▶ _Excerto para leitura_:
Dispõe o art. 640.º do Cód. Proc. Civil sobre os Ónus a cargo do recorrente que impugne a decisão relativa à matéria de facto nos seguintes termos:

1 - Quando seja impugnada a decisão sobre a matéria de facto, deve o recorrente obrigatoriamente especificar, sob pena de rejeição:

a) Os concretos pontos de facto que considera incorretamente julgados;

b) Os concretos meios probatórios, constantes do processo ou de registo ou gravação nele realizada, que impunham decisão sobre os pontos da matéria de facto impugnados diversa da recorrida;

c) A decisão que, no seu entender, deve ser proferida sobre as questões de facto impugnadas.

2 - No caso previsto na alínea b) do número anterior, observa-se o seguinte:

a) Quando os meios probatórios invocados como fundamento do erro na apreciação das provas tenham sido gravados, incumbe ao recorrente, sob pena de imediata rejeição do recurso na respetiva parte, indicar com exatidão as passagens da gravação em que se funda o seu recurso, sem prejuízo de poder proceder à transcrição dos excertos que considere relevantes;

b) Independentemente dos poderes de investigação oficiosa do tribunal, incumbe ao recorrido designar os meios de prova que infirmem as conclusões do recorrente e, se os depoimentos tiverem sido gravados, indicar com exatidão as passagens da gravação em que se funda e proceder, querendo, à transcrição dos excertos que considere importantes.

3 - O disposto nos n.os 1 e 2 é aplicável ao caso de o recorrido pretender alargar o âmbito do recurso, nos termos do n.º 2 do artigo 636.º.

▶ _Problemas e tarefas_:
- a) Responda a cada pergunta com base no excerto sobre o art. 640.º do Código de Processo Civil:
(i) Segundo o n.º 1, que sanção se aplica se o recorrente não fizer as especificações exigidas?
(ii) Segundo a alínea b) do n.º 2, a quem incumbe designar os meios de prova que infirmem as conclusões do recorrente?
(iii) Para que disposição remete o n.º 3?
- b) Extraia sem alterações, do excerto sobre o art. 640.º do Código de Processo Civil, o trecho que vai de "2 - No caso" até "que considere importantes.".

▶ _Informação registada_:
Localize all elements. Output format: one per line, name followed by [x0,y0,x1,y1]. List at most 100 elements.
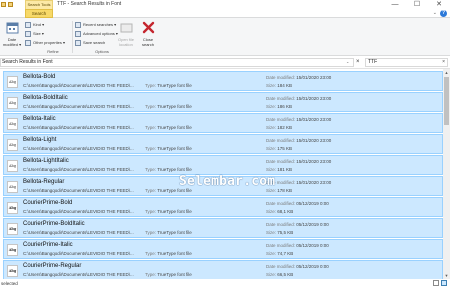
type-value: TrueType font file [157,83,192,88]
date-value: 15/01/2020 23:00 [296,117,332,122]
open-file-location-button[interactable]: Open file location [115,21,137,47]
recent-searches-dropdown[interactable]: Recent searches ▾ [75,21,118,28]
details-view-icon[interactable] [433,280,439,286]
file-path: C:\Users\Bangqodir\Documents\LEVIDIO THE… [23,209,134,214]
font-thumbnail: Abg [7,181,18,193]
file-name: CourierPrime-Regular [23,263,82,269]
date-modified: Date modified: 15/01/2020 23:00 [266,159,331,164]
date-modified-button[interactable]: Date modified ▾ [2,21,22,47]
size-key: Size: [266,146,277,151]
result-row[interactable]: Abg CourierPrime-Bold C:\Users\Bangqodir\D… [3,197,443,217]
date-modified: Date modified: 15/01/2020 23:00 [266,180,331,185]
save-icon [75,39,81,46]
result-row[interactable]: Abg Bellota-Bold C:\Users\Bangqodir\Docume… [3,71,443,91]
date-modified: Date modified: 15/01/2020 23:00 [266,138,331,143]
file-size: Size: 66,5 KB [266,272,293,277]
font-thumbnail: Abg [7,97,18,109]
properties-icon[interactable] [8,2,13,7]
file-size: Size: 68,1 KB [266,209,293,214]
result-row[interactable]: Abg CourierPrime-BoldItalic C:\Users\Bangq… [3,218,443,238]
search-input[interactable]: TTF × [365,58,448,67]
size-value: 186 KB [277,104,293,109]
font-thumbnail: Abg [7,202,18,214]
save-search-label: Save search [83,40,106,45]
clear-search-icon[interactable]: × [442,59,445,66]
scrollbar-thumb[interactable] [444,77,449,125]
address-bar[interactable]: Search Results in Font [0,58,354,67]
other-properties-icon [25,39,31,46]
size-key: Size: [266,83,277,88]
result-row[interactable]: Abg CourierPrime-Regular C:\Users\Bangqodi… [3,260,443,279]
help-icon[interactable]: ? [440,10,447,17]
chevron-down-icon[interactable]: ⌄ [346,59,349,64]
font-thumbnail: Abg [7,244,18,256]
date-modified: Date modified: 15/01/2020 23:00 [266,75,331,80]
kind-label: Kind ▾ [33,22,45,27]
date-key: Date modified: [266,159,296,164]
size-value: 175 KB [277,146,293,151]
chevron-down-icon[interactable]: ⌄ [433,10,437,16]
scroll-down-icon[interactable]: ▼ [443,272,450,279]
window-controls: — ☐ ✕ [384,0,450,9]
recent-searches-label: Recent searches ▾ [83,22,117,27]
calendar-icon [6,22,18,34]
clear-address-icon[interactable]: × [356,58,360,67]
date-value: 05/12/2019 0:00 [296,222,329,227]
result-row[interactable]: Abg Bellota-Italic C:\Users\Bangqodir\Docu… [3,113,443,133]
save-search-button[interactable]: Save search [75,39,118,46]
status-bar: selected [0,279,450,288]
date-key: Date modified: [266,243,296,248]
date-key: Date modified: [266,96,296,101]
tab-search[interactable]: Search [25,9,53,18]
type-value: TrueType font file [157,272,192,277]
type-value: TrueType font file [157,209,192,214]
size-value: 181 KB [277,167,293,172]
size-key: Size: [266,104,277,109]
type-value: TrueType font file [157,167,192,172]
file-path: C:\Users\Bangqodir\Documents\LEVIDIO THE… [23,167,134,172]
open-folder-icon [120,23,132,33]
file-size: Size: 175 KB [266,146,292,151]
size-key: Size: [266,209,277,214]
close-search-button[interactable]: Close search [138,21,158,47]
result-row[interactable]: Abg Bellota-LightItalic C:\Users\Bangqodir… [3,155,443,175]
size-value: 74,7 KB [277,251,294,256]
file-path: C:\Users\Bangqodir\Documents\LEVIDIO THE… [23,230,134,235]
file-name: CourierPrime-Italic [23,242,73,248]
size-value: 182 KB [277,125,293,130]
scroll-up-icon[interactable]: ▲ [443,69,450,76]
result-row[interactable]: Abg Bellota-Light C:\Users\Bangqodir\Docum… [3,134,443,154]
minimize-button[interactable]: — [384,0,406,9]
kind-icon [25,21,31,28]
content-view-icon[interactable] [441,280,447,286]
size-value: 184 KB [277,83,293,88]
type-key: Type: [145,230,157,235]
advanced-options-label: Advanced options ▾ [83,31,118,36]
size-icon [25,30,31,37]
options-group-label: Options [95,49,109,54]
size-value: 178 KB [277,188,293,193]
size-dropdown[interactable]: Size ▾ [25,30,65,37]
other-properties-dropdown[interactable]: Other properties ▾ [25,39,65,46]
vertical-scrollbar[interactable]: ▲ ▼ [443,69,450,279]
file-type: Type: TrueType font file [145,104,192,109]
kind-dropdown[interactable]: Kind ▾ [25,21,65,28]
size-key: Size: [266,251,277,256]
file-name: Bellota-Italic [23,116,56,122]
type-value: TrueType font file [157,146,192,151]
advanced-options-dropdown[interactable]: Advanced options ▾ [75,30,118,37]
recent-searches-icon [75,21,81,28]
folder-icon[interactable] [1,2,6,7]
result-row[interactable]: Abg CourierPrime-Italic C:\Users\Bangqodir… [3,239,443,259]
file-path: C:\Users\Bangqodir\Documents\LEVIDIO THE… [23,272,134,277]
result-row[interactable]: Abg Bellota-BoldItalic C:\Users\Bangqodir\… [3,92,443,112]
maximize-button[interactable]: ☐ [406,0,428,9]
type-value: TrueType font file [157,251,192,256]
date-key: Date modified: [266,75,296,80]
date-modified: Date modified: 15/01/2020 23:00 [266,96,331,101]
font-thumbnail: Abg [7,139,18,151]
file-name: CourierPrime-BoldItalic [23,221,85,227]
close-button[interactable]: ✕ [428,0,450,9]
font-thumbnail: Abg [7,118,18,130]
type-key: Type: [145,125,157,130]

▶ _Respostas escritas_:
- a)
(i) A rejeição.
(ii) Ao recorrido.
(iii) Para o n.º 2 do artigo 636.º.

- b)
2 - No caso previsto na alínea b) do número anterior, observa-se o seguinte:

a) Quando os meios probatórios invocados como fundamento do erro na apreciação das provas tenham sido gravados, incumbe ao recorrente, sob pena de imediata rejeição do recurso na respetiva parte, indicar com exatidão as passagens da gravação em que se funda o seu recurso, sem prejuízo de poder proceder à transcrição dos excertos que considere relevantes;

b) Independentemente dos poderes de investigação oficiosa do tribunal, incumbe ao recorrido designar os meios de prova que infirmem as conclusões do recorrente e, se os depoimentos tiverem sido gravados, indicar com exatidão as passagens da gravação em que se funda e proceder, querendo, à transcrição dos excertos que considere importantes.